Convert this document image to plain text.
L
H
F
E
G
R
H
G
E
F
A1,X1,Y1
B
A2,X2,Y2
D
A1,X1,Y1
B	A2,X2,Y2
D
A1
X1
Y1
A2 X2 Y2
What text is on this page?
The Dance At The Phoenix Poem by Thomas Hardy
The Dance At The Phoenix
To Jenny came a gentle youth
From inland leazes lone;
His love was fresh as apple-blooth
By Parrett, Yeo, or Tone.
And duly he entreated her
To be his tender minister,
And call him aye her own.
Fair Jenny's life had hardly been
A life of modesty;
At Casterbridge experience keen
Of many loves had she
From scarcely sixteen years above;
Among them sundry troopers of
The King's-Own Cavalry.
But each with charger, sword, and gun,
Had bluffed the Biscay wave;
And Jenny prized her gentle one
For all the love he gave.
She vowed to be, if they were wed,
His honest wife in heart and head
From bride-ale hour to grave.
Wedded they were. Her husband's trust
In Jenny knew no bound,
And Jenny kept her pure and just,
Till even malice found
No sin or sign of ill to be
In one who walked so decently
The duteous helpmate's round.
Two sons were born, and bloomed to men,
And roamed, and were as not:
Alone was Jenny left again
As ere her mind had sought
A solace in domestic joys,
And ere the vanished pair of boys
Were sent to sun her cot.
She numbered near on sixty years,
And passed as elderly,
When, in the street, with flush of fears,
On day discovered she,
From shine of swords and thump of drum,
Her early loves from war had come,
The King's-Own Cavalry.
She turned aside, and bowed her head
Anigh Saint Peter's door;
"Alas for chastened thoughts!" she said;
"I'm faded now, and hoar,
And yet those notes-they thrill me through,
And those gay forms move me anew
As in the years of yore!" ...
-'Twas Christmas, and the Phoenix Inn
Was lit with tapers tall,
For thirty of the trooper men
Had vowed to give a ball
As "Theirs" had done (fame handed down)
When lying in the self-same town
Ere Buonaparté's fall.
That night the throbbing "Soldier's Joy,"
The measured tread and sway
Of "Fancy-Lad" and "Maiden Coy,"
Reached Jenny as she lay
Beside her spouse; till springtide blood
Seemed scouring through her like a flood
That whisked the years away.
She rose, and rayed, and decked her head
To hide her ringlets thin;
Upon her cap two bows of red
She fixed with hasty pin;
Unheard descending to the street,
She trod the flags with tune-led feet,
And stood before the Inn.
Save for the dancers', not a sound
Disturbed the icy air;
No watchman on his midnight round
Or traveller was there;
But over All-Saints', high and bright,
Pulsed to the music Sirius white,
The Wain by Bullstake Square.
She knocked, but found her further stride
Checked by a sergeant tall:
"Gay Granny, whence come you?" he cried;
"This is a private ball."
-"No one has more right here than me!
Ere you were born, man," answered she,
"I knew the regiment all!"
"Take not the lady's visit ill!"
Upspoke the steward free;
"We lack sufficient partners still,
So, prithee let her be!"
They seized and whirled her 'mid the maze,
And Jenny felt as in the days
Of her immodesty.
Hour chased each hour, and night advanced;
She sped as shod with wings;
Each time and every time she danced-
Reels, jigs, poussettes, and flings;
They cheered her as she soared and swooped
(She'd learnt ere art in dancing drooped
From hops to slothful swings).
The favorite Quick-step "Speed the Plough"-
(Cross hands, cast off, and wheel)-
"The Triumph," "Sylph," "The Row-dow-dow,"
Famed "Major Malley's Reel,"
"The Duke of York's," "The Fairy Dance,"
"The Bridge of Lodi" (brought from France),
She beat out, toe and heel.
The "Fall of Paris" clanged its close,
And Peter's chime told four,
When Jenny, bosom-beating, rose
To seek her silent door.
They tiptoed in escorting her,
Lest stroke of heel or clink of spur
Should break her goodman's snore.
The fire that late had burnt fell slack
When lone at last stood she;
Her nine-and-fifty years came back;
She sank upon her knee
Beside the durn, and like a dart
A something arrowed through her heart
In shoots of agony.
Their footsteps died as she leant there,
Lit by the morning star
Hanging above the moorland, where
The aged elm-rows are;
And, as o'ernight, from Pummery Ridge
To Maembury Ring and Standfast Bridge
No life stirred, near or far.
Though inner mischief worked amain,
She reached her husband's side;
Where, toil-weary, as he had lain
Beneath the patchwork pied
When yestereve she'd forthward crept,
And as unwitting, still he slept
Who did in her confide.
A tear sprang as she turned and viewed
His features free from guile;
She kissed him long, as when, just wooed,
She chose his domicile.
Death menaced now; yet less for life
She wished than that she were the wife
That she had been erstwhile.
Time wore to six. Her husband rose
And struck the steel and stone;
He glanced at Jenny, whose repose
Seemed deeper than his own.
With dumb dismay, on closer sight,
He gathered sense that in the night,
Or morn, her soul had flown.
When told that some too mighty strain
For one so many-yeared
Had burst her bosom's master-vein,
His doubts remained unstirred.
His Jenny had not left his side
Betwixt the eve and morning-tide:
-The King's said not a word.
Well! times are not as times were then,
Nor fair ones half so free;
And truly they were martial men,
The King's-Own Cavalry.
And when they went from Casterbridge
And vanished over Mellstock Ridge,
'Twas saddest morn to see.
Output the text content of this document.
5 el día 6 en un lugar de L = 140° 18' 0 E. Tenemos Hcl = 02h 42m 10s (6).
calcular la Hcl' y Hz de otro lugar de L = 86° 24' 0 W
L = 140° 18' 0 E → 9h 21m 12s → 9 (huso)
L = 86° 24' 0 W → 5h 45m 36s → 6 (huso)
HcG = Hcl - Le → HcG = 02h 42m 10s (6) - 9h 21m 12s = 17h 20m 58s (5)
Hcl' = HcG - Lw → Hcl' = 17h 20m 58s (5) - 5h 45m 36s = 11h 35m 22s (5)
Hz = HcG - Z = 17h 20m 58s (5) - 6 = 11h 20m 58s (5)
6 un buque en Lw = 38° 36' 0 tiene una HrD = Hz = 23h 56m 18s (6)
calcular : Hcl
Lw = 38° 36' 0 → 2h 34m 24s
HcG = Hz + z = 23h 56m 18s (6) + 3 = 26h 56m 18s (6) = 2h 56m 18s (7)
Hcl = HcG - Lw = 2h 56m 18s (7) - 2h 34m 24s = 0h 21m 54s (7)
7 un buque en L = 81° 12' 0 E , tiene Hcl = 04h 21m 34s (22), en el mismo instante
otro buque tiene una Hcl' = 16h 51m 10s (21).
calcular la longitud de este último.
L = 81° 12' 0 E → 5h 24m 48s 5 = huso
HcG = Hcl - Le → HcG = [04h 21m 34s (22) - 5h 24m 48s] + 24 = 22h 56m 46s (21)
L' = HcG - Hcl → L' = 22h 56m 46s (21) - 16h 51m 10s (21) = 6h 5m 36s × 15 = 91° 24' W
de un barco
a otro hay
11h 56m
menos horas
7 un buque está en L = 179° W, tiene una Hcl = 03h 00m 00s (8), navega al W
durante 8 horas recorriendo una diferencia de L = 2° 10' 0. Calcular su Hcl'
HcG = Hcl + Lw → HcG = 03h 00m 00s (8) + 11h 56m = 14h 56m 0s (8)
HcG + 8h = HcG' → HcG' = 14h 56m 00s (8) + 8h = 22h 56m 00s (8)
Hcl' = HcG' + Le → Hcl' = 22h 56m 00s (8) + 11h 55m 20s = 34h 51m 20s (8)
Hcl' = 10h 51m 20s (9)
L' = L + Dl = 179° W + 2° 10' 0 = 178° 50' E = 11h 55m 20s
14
--------
Restate the listing in full, word for word.

Convert this document image to plain text.
L
H
F
E
G
R
H
G
E
F
A1,X1,Y1
B
A2,X2,Y2
D
A1,X1,Y1
B	A2,X2,Y2
D
A1
X1
Y1
A2 X2 Y2
What text is on this page?
The Dance At The Phoenix Poem by Thomas Hardy
The Dance At The Phoenix
To Jenny came a gentle youth
From inland leazes lone;
His love was fresh as apple-blooth
By Parrett, Yeo, or Tone.
And duly he entreated her
To be his tender minister,
And call him aye her own.
Fair Jenny's life had hardly been
A life of modesty;
At Casterbridge experience keen
Of many loves had she
From scarcely sixteen years above;
Among them sundry troopers of
The King's-Own Cavalry.
But each with charger, sword, and gun,
Had bluffed the Biscay wave;
And Jenny prized her gentle one
For all the love he gave.
She vowed to be, if they were wed,
His honest wife in heart and head
From bride-ale hour to grave.
Wedded they were. Her husband's trust
In Jenny knew no bound,
And Jenny kept her pure and just,
Till even malice found
No sin or sign of ill to be
In one who walked so decently
The duteous helpmate's round.
Two sons were born, and bloomed to men,
And roamed, and were as not:
Alone was Jenny left again
As ere her mind had sought
A solace in domestic joys,
And ere the vanished pair of boys
Were sent to sun her cot.
She numbered near on sixty years,
And passed as elderly,
When, in the street, with flush of fears,
On day discovered she,
From shine of swords and thump of drum,
Her early loves from war had come,
The King's-Own Cavalry.
She turned aside, and bowed her head
Anigh Saint Peter's door;
"Alas for chastened thoughts!" she said;
"I'm faded now, and hoar,
And yet those notes-they thrill me through,
And those gay forms move me anew
As in the years of yore!" ...
-'Twas Christmas, and the Phoenix Inn
Was lit with tapers tall,
For thirty of the trooper men
Had vowed to give a ball
As "Theirs" had done (fame handed down)
When lying in the self-same town
Ere Buonaparté's fall.
That night the throbbing "Soldier's Joy,"
The measured tread and sway
Of "Fancy-Lad" and "Maiden Coy,"
Reached Jenny as she lay
Beside her spouse; till springtide blood
Seemed scouring through her like a flood
That whisked the years away.
She rose, and rayed, and decked her head
To hide her ringlets thin;
Upon her cap two bows of red
She fixed with hasty pin;
Unheard descending to the street,
She trod the flags with tune-led feet,
And stood before the Inn.
Save for the dancers', not a sound
Disturbed the icy air;
No watchman on his midnight round
Or traveller was there;
But over All-Saints', high and bright,
Pulsed to the music Sirius white,
The Wain by Bullstake Square.
She knocked, but found her further stride
Checked by a sergeant tall:
"Gay Granny, whence come you?" he cried;
"This is a private ball."
-"No one has more right here than me!
Ere you were born, man," answered she,
"I knew the regiment all!"
"Take not the lady's visit ill!"
Upspoke the steward free;
"We lack sufficient partners still,
So, prithee let her be!"
They seized and whirled her 'mid the maze,
And Jenny felt as in the days
Of her immodesty.
Hour chased each hour, and night advanced;
She sped as shod with wings;
Each time and every time she danced-
Reels, jigs, poussettes, and flings;
They cheered her as she soared and swooped
(She'd learnt ere art in dancing drooped
From hops to slothful swings).
The favorite Quick-step "Speed the Plough"-
(Cross hands, cast off, and wheel)-
"The Triumph," "Sylph," "The Row-dow-dow,"
Famed "Major Malley's Reel,"
"The Duke of York's," "The Fairy Dance,"
"The Bridge of Lodi" (brought from France),
She beat out, toe and heel.
The "Fall of Paris" clanged its close,
And Peter's chime told four,
When Jenny, bosom-beating, rose
To seek her silent door.
They tiptoed in escorting her,
Lest stroke of heel or clink of spur
Should break her goodman's snore.
The fire that late had burnt fell slack
When lone at last stood she;
Her nine-and-fifty years came back;
She sank upon her knee
Beside the durn, and like a dart
A something arrowed through her heart
In shoots of agony.
Their footsteps died as she leant there,
Lit by the morning star
Hanging above the moorland, where
The aged elm-rows are;
And, as o'ernight, from Pummery Ridge
To Maembury Ring and Standfast Bridge
No life stirred, near or far.
Though inner mischief worked amain,
She reached her husband's side;
Where, toil-weary, as he had lain
Beneath the patchwork pied
When yestereve she'd forthward crept,
And as unwitting, still he slept
Who did in her confide.
A tear sprang as she turned and viewed
His features free from guile;
She kissed him long, as when, just wooed,
She chose his domicile.
Death menaced now; yet less for life
She wished than that she were the wife
That she had been erstwhile.
Time wore to six. Her husband rose
And struck the steel and stone;
He glanced at Jenny, whose repose
Seemed deeper than his own.
With dumb dismay, on closer sight,
He gathered sense that in the night,
Or morn, her soul had flown.
When told that some too mighty strain
For one so many-yeared
Had burst her bosom's master-vein,
His doubts remained unstirred.
His Jenny had not left his side
Betwixt the eve and morning-tide:
-The King's said not a word.
Well! times are not as times were then,
Nor fair ones half so free;
And truly they were martial men,
The King's-Own Cavalry.
And when they went from Casterbridge
And vanished over Mellstock Ridge,
'Twas saddest morn to see.
Output the text content of this document.
5 el día 6 en un lugar de L = 140° 18' 0 E. Tenemos Hcl = 02h 42m 10s (6).
calcular la Hcl' y Hz de otro lugar de L = 86° 24' 0 W
L = 140° 18' 0 E → 9h 21m 12s → 9 (huso)
L = 86° 24' 0 W → 5h 45m 36s → 6 (huso)
HcG = Hcl - Le → HcG = 02h 42m 10s (6) - 9h 21m 12s = 17h 20m 58s (5)
Hcl' = HcG - Lw → Hcl' = 17h 20m 58s (5) - 5h 45m 36s = 11h 35m 22s (5)
Hz = HcG - Z = 17h 20m 58s (5) - 6 = 11h 20m 58s (5)
6 un buque en Lw = 38° 36' 0 tiene una HrD = Hz = 23h 56m 18s (6)
calcular : Hcl
Lw = 38° 36' 0 → 2h 34m 24s
HcG = Hz + z = 23h 56m 18s (6) + 3 = 26h 56m 18s (6) = 2h 56m 18s (7)
Hcl = HcG - Lw = 2h 56m 18s (7) - 2h 34m 24s = 0h 21m 54s (7)
7 un buque en L = 81° 12' 0 E , tiene Hcl = 04h 21m 34s (22), en el mismo instante
otro buque tiene una Hcl' = 16h 51m 10s (21).
calcular la longitud de este último.
L = 81° 12' 0 E → 5h 24m 48s 5 = huso
HcG = Hcl - Le → HcG = [04h 21m 34s (22) - 5h 24m 48s] + 24 = 22h 56m 46s (21)
L' = HcG - Hcl → L' = 22h 56m 46s (21) - 16h 51m 10s (21) = 6h 5m 36s × 15 = 91° 24' W
de un barco
a otro hay
11h 56m
menos horas
7 un buque está en L = 179° W, tiene una Hcl = 03h 00m 00s (8), navega al W
durante 8 horas recorriendo una diferencia de L = 2° 10' 0. Calcular su Hcl'
HcG = Hcl + Lw → HcG = 03h 00m 00s (8) + 11h 56m = 14h 56m 0s (8)
HcG + 8h = HcG' → HcG' = 14h 56m 00s (8) + 8h = 22h 56m 00s (8)
Hcl' = HcG' + Le → Hcl' = 22h 56m 00s (8) + 11h 55m 20s = 34h 51m 20s (8)
Hcl' = 10h 51m 20s (9)
L' = L + Dl = 179° W + 2° 10' 0 = 178° 50' E = 11h 55m 20s
14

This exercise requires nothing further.